> **EXERCISE BRIEF**
Each line of the material below should be reproduced exactly.

-- BEGIN DATA LISTING --

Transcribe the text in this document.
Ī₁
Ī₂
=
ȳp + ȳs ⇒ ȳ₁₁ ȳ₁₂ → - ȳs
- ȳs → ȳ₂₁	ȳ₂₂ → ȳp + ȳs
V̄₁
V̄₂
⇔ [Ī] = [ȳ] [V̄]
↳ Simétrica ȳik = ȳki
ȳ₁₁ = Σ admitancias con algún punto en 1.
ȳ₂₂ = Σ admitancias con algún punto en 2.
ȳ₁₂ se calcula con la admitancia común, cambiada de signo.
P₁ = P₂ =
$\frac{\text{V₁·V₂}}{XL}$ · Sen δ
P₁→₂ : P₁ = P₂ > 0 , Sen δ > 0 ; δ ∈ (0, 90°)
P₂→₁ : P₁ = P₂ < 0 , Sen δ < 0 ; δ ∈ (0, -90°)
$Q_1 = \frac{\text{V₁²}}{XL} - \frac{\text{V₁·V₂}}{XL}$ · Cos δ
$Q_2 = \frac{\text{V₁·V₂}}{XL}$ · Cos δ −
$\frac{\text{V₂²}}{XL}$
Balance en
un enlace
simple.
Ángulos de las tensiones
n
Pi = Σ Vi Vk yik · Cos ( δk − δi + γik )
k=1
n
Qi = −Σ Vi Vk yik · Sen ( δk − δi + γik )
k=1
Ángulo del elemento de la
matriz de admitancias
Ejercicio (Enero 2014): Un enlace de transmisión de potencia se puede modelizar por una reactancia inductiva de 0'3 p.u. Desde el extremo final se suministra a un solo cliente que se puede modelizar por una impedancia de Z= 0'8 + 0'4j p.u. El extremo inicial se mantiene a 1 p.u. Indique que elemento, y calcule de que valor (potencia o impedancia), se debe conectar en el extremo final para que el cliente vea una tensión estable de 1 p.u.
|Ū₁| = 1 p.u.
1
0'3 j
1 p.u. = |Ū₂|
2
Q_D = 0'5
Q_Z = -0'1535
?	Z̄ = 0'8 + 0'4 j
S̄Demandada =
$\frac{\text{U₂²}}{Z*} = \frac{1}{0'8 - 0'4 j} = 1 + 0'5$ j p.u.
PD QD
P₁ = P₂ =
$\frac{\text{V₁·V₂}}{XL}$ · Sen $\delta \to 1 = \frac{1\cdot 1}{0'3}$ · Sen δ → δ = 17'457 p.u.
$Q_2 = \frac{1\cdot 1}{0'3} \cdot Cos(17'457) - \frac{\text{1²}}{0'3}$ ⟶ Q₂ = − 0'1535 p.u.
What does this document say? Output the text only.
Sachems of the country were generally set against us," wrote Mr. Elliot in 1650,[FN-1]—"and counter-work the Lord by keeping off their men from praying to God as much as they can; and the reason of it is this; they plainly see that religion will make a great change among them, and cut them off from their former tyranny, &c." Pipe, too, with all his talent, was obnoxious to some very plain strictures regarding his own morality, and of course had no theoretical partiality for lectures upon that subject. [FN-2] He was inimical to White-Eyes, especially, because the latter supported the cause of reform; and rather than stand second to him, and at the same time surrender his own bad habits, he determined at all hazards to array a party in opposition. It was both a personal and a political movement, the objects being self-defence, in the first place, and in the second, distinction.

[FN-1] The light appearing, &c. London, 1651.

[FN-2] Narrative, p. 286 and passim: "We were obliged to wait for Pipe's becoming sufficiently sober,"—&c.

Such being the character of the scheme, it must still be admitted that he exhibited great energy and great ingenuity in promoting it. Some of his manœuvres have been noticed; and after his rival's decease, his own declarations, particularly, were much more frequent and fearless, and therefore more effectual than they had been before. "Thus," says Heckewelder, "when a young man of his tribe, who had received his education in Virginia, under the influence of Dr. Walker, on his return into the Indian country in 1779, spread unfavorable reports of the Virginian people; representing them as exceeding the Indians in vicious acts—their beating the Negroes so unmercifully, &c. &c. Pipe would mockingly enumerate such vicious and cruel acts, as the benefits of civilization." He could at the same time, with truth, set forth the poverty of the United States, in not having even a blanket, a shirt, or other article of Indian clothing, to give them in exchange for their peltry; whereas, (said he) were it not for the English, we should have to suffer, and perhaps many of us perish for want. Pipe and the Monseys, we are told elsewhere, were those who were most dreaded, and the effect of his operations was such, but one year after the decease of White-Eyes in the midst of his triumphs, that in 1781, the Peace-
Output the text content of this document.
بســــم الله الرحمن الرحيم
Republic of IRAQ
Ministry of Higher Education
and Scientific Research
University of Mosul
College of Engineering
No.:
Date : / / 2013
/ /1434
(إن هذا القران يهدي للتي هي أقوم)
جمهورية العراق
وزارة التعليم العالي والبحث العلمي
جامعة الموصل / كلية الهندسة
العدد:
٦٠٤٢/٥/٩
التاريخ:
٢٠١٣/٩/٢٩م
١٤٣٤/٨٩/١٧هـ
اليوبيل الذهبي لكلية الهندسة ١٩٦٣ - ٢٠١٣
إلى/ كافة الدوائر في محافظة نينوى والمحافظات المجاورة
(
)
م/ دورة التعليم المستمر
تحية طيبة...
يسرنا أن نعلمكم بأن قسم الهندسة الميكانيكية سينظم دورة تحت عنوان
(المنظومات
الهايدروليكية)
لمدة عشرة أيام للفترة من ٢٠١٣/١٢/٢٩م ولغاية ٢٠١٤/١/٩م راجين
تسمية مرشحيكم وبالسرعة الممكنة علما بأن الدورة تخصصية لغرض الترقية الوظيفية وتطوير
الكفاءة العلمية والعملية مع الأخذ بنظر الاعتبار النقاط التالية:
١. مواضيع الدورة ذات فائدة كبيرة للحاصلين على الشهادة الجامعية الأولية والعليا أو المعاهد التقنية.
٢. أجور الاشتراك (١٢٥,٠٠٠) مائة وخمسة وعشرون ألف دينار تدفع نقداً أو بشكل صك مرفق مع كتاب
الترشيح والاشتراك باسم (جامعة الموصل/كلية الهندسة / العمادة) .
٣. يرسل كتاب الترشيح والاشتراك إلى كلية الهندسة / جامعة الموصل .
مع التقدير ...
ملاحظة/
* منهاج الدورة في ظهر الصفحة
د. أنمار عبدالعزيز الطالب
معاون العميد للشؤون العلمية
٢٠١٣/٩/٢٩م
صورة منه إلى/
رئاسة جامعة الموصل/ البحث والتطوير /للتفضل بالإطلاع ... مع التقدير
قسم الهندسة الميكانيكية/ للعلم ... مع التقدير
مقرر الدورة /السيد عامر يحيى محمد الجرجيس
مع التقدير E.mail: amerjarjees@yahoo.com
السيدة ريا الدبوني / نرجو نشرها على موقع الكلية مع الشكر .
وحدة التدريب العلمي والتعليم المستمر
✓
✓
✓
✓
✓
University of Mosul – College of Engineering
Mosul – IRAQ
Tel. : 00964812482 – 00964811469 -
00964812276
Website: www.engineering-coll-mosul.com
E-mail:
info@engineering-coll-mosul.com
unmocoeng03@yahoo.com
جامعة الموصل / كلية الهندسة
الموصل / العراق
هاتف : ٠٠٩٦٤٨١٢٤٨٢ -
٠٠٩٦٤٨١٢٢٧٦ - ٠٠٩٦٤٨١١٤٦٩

-- END DATA LISTING --

> **RESPONSE TO THIS TASK**
Transcribe the text in this document.
Ī₁
Ī₂
=
ȳp + ȳs ⇒ ȳ₁₁ ȳ₁₂ → - ȳs
- ȳs → ȳ₂₁	ȳ₂₂ → ȳp + ȳs
V̄₁
V̄₂
⇔ [Ī] = [ȳ] [V̄]
↳ Simétrica ȳik = ȳki
ȳ₁₁ = Σ admitancias con algún punto en 1.
ȳ₂₂ = Σ admitancias con algún punto en 2.
ȳ₁₂ se calcula con la admitancia común, cambiada de signo.
P₁ = P₂ =
$\frac{\text{V₁·V₂}}{XL}$ · Sen δ
P₁→₂ : P₁ = P₂ > 0 , Sen δ > 0 ; δ ∈ (0, 90°)
P₂→₁ : P₁ = P₂ < 0 , Sen δ < 0 ; δ ∈ (0, -90°)
$Q_1 = \frac{\text{V₁²}}{XL} - \frac{\text{V₁·V₂}}{XL}$ · Cos δ
$Q_2 = \frac{\text{V₁·V₂}}{XL}$ · Cos δ −
$\frac{\text{V₂²}}{XL}$
Balance en
un enlace
simple.
Ángulos de las tensiones
n
Pi = Σ Vi Vk yik · Cos ( δk − δi + γik )
k=1
n
Qi = −Σ Vi Vk yik · Sen ( δk − δi + γik )
k=1
Ángulo del elemento de la
matriz de admitancias
Ejercicio (Enero 2014): Un enlace de transmisión de potencia se puede modelizar por una reactancia inductiva de 0'3 p.u. Desde el extremo final se suministra a un solo cliente que se puede modelizar por una impedancia de Z= 0'8 + 0'4j p.u. El extremo inicial se mantiene a 1 p.u. Indique que elemento, y calcule de que valor (potencia o impedancia), se debe conectar en el extremo final para que el cliente vea una tensión estable de 1 p.u.
|Ū₁| = 1 p.u.
1
0'3 j
1 p.u. = |Ū₂|
2
Q_D = 0'5
Q_Z = -0'1535
?	Z̄ = 0'8 + 0'4 j
S̄Demandada =
$\frac{\text{U₂²}}{Z*} = \frac{1}{0'8 - 0'4 j} = 1 + 0'5$ j p.u.
PD QD
P₁ = P₂ =
$\frac{\text{V₁·V₂}}{XL}$ · Sen $\delta \to 1 = \frac{1\cdot 1}{0'3}$ · Sen δ → δ = 17'457 p.u.
$Q_2 = \frac{1\cdot 1}{0'3} \cdot Cos(17'457) - \frac{\text{1²}}{0'3}$ ⟶ Q₂ = − 0'1535 p.u.
What does this document say? Output the text only.
Sachems of the country were generally set against us," wrote Mr. Elliot in 1650,[FN-1]—"and counter-work the Lord by keeping off their men from praying to God as much as they can; and the reason of it is this; they plainly see that religion will make a great change among them, and cut them off from their former tyranny, &c." Pipe, too, with all his talent, was obnoxious to some very plain strictures regarding his own morality, and of course had no theoretical partiality for lectures upon that subject. [FN-2] He was inimical to White-Eyes, especially, because the latter supported the cause of reform; and rather than stand second to him, and at the same time surrender his own bad habits, he determined at all hazards to array a party in opposition. It was both a personal and a political movement, the objects being self-defence, in the first place, and in the second, distinction.

[FN-1] The light appearing, &c. London, 1651.

[FN-2] Narrative, p. 286 and passim: "We were obliged to wait for Pipe's becoming sufficiently sober,"—&c.

Such being the character of the scheme, it must still be admitted that he exhibited great energy and great ingenuity in promoting it. Some of his manœuvres have been noticed; and after his rival's decease, his own declarations, particularly, were much more frequent and fearless, and therefore more effectual than they had been before. "Thus," says Heckewelder, "when a young man of his tribe, who had received his education in Virginia, under the influence of Dr. Walker, on his return into the Indian country in 1779, spread unfavorable reports of the Virginian people; representing them as exceeding the Indians in vicious acts—their beating the Negroes so unmercifully, &c. &c. Pipe would mockingly enumerate such vicious and cruel acts, as the benefits of civilization." He could at the same time, with truth, set forth the poverty of the United States, in not having even a blanket, a shirt, or other article of Indian clothing, to give them in exchange for their peltry; whereas, (said he) were it not for the English, we should have to suffer, and perhaps many of us perish for want. Pipe and the Monseys, we are told elsewhere, were those who were most dreaded, and the effect of his operations was such, but one year after the decease of White-Eyes in the midst of his triumphs, that in 1781, the Peace-
Output the text content of this document.
بســــم الله الرحمن الرحيم
Republic of IRAQ
Ministry of Higher Education
and Scientific Research
University of Mosul
College of Engineering
No.:
Date : / / 2013
/ /1434
(إن هذا القران يهدي للتي هي أقوم)
جمهورية العراق
وزارة التعليم العالي والبحث العلمي
جامعة الموصل / كلية الهندسة
العدد:
٦٠٤٢/٥/٩
التاريخ:
٢٠١٣/٩/٢٩م
١٤٣٤/٨٩/١٧هـ
اليوبيل الذهبي لكلية الهندسة ١٩٦٣ - ٢٠١٣
إلى/ كافة الدوائر في محافظة نينوى والمحافظات المجاورة
(
)
م/ دورة التعليم المستمر
تحية طيبة...
يسرنا أن نعلمكم بأن قسم الهندسة الميكانيكية سينظم دورة تحت عنوان
(المنظومات
الهايدروليكية)
لمدة عشرة أيام للفترة من ٢٠١٣/١٢/٢٩م ولغاية ٢٠١٤/١/٩م راجين
تسمية مرشحيكم وبالسرعة الممكنة علما بأن الدورة تخصصية لغرض الترقية الوظيفية وتطوير
الكفاءة العلمية والعملية مع الأخذ بنظر الاعتبار النقاط التالية:
١. مواضيع الدورة ذات فائدة كبيرة للحاصلين على الشهادة الجامعية الأولية والعليا أو المعاهد التقنية.
٢. أجور الاشتراك (١٢٥,٠٠٠) مائة وخمسة وعشرون ألف دينار تدفع نقداً أو بشكل صك مرفق مع كتاب
الترشيح والاشتراك باسم (جامعة الموصل/كلية الهندسة / العمادة) .
٣. يرسل كتاب الترشيح والاشتراك إلى كلية الهندسة / جامعة الموصل .
مع التقدير ...
ملاحظة/
* منهاج الدورة في ظهر الصفحة
د. أنمار عبدالعزيز الطالب
معاون العميد للشؤون العلمية
٢٠١٣/٩/٢٩م
صورة منه إلى/
رئاسة جامعة الموصل/ البحث والتطوير /للتفضل بالإطلاع ... مع التقدير
قسم الهندسة الميكانيكية/ للعلم ... مع التقدير
مقرر الدورة /السيد عامر يحيى محمد الجرجيس
مع التقدير E.mail: amerjarjees@yahoo.com
السيدة ريا الدبوني / نرجو نشرها على موقع الكلية مع الشكر .
وحدة التدريب العلمي والتعليم المستمر
✓
✓
✓
✓
✓
University of Mosul – College of Engineering
Mosul – IRAQ
Tel. : 00964812482 – 00964811469 -
00964812276
Website: www.engineering-coll-mosul.com
E-mail:
info@engineering-coll-mosul.com
unmocoeng03@yahoo.com
جامعة الموصل / كلية الهندسة
الموصل / العراق
هاتف : ٠٠٩٦٤٨١٢٤٨٢ -
٠٠٩٦٤٨١٢٢٧٦ - ٠٠٩٦٤٨١١٤٦٩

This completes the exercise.